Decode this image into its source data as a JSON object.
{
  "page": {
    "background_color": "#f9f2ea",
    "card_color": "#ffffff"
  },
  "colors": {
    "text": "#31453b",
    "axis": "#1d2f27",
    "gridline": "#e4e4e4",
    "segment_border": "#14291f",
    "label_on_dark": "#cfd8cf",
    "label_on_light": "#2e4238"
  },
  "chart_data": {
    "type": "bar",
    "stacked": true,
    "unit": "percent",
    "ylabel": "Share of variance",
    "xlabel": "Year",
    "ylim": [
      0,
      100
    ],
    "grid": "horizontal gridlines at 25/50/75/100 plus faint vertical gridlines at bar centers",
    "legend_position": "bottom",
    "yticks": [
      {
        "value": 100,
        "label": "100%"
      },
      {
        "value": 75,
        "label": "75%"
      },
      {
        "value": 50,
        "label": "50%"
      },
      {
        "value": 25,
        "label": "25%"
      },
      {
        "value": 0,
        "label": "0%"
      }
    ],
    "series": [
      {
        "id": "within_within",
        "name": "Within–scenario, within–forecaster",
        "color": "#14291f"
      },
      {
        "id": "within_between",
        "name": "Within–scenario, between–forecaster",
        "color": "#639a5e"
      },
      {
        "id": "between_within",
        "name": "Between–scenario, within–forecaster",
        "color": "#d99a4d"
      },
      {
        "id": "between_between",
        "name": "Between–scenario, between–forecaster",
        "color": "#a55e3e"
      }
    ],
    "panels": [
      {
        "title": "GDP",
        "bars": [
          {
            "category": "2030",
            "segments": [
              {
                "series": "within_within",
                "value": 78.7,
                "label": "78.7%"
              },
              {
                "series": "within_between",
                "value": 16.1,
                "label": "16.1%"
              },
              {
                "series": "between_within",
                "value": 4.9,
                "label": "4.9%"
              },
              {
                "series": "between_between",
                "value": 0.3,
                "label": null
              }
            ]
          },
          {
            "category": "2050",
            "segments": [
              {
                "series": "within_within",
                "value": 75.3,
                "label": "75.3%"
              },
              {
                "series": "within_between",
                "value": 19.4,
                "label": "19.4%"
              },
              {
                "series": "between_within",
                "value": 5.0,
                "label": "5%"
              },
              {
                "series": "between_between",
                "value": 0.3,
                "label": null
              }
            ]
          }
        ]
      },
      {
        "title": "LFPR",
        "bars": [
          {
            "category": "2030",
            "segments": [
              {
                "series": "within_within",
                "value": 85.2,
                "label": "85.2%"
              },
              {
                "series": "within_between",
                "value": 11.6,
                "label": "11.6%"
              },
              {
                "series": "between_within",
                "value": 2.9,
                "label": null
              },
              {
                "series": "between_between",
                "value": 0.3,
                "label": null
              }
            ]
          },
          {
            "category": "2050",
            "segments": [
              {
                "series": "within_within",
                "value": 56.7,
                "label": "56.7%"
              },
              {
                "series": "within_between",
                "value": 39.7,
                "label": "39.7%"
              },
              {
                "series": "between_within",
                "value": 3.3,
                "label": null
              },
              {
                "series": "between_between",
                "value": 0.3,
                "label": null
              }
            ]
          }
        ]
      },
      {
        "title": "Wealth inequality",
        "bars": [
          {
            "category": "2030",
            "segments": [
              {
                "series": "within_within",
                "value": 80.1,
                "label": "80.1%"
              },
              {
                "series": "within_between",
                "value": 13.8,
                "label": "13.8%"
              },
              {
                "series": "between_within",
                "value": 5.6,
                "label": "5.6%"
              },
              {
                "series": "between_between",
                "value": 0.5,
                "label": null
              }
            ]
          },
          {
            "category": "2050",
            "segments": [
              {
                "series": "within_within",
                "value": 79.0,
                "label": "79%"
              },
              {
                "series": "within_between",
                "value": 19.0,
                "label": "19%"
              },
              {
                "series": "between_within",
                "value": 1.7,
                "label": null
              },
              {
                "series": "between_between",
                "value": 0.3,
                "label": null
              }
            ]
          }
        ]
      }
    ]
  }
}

※ ※ ※

Work to do
In the lines above, locate the string "scenario". Copy every line where it occurs.

Exercise answer
        "name": "Within–scenario, within–forecaster",
        "name": "Within–scenario, between–forecaster",
        "name": "Between–scenario, within–forecaster",
        "name": "Between–scenario, between–forecaster",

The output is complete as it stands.